- [EXERCISE INSTRUCTIONS]: Pull out each line of the records below that contains the string "negative".

- [RECORDS SUPPLIED]:
(begin)
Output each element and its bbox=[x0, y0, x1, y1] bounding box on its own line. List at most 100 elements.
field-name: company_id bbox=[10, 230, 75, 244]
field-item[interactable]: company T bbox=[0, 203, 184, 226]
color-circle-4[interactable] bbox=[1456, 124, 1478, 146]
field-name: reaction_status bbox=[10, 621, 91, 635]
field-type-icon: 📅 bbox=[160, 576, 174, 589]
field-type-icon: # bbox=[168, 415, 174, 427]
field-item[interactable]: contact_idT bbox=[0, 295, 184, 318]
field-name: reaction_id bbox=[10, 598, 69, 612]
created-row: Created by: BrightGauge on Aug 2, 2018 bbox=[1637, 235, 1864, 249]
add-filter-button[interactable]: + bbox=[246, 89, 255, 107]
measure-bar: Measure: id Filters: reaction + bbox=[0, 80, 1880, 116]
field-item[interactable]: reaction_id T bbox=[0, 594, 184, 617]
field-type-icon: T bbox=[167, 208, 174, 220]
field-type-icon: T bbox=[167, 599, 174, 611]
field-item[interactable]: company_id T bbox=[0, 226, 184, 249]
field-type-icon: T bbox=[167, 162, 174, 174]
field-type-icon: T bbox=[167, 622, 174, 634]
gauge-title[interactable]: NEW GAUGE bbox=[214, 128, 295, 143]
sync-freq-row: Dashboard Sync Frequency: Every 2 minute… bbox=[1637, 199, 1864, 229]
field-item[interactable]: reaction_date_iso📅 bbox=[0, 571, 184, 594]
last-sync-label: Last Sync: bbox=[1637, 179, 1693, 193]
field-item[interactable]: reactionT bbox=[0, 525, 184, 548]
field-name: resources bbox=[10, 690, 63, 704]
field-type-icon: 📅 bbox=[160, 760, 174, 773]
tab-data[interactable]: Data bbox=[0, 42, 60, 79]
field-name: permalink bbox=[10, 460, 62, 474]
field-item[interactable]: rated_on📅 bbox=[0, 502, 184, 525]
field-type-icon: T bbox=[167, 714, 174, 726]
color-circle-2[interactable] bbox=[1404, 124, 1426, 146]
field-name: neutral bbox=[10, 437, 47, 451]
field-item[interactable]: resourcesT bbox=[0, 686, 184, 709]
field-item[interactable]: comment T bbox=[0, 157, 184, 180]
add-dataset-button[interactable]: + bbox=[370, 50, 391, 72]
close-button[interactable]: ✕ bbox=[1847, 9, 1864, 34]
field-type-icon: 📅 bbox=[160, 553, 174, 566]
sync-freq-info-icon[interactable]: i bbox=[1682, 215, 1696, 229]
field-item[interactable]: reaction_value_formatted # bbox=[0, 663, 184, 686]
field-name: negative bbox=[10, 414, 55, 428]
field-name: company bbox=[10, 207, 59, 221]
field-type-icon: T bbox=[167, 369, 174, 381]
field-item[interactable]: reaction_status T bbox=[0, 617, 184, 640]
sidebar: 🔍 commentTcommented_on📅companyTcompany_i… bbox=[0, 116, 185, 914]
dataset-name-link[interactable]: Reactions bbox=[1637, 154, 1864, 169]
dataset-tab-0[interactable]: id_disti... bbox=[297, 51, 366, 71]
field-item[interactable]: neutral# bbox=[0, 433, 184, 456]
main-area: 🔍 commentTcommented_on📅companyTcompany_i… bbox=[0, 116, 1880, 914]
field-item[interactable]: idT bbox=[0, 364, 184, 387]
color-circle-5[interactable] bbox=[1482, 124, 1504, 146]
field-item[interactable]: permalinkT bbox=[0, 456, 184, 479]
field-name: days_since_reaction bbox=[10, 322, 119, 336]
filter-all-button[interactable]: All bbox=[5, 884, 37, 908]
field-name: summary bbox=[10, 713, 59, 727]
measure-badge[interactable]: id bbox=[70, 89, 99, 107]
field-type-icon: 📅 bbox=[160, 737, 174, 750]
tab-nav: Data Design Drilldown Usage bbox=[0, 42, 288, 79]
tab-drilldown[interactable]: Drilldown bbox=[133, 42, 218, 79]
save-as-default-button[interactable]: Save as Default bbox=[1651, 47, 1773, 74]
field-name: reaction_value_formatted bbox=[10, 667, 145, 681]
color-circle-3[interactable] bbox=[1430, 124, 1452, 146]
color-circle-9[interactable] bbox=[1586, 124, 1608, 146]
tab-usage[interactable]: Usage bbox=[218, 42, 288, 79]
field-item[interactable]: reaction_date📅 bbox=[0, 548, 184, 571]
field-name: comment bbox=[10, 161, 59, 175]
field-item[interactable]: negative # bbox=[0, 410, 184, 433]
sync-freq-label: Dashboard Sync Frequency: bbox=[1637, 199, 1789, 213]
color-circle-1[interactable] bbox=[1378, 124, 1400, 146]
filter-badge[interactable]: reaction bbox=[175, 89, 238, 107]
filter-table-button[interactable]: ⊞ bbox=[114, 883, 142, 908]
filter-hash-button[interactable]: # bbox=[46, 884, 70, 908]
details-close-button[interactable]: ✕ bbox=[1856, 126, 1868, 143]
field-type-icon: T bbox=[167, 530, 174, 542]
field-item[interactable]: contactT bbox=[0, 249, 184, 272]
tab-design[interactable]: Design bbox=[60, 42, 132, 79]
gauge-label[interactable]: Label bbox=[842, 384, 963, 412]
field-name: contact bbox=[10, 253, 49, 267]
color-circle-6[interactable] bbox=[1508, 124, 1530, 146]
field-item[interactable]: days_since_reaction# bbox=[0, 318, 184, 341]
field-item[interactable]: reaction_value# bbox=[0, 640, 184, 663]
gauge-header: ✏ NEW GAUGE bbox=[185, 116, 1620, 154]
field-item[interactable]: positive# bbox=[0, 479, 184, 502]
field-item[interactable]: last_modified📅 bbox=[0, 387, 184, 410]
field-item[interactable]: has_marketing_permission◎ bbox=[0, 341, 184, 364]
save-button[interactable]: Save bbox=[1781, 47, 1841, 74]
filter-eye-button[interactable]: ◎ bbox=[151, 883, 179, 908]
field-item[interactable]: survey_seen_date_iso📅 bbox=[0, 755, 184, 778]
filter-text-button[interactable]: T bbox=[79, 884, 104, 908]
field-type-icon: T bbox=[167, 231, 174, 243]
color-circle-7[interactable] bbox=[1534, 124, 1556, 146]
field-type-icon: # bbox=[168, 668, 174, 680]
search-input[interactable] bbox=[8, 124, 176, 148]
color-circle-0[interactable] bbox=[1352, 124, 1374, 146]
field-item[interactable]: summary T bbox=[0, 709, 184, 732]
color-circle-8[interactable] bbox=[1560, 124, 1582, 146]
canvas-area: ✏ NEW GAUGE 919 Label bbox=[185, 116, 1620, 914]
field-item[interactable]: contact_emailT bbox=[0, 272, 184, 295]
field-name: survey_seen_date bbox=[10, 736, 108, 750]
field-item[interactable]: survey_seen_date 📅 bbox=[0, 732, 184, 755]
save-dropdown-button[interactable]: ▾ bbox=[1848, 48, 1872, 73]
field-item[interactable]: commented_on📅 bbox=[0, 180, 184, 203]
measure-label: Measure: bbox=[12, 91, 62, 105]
(end)
- [FINAL RESULT]:
field-name: negative bbox=[10, 414, 55, 428]
field-item[interactable]: negative # bbox=[0, 410, 184, 433]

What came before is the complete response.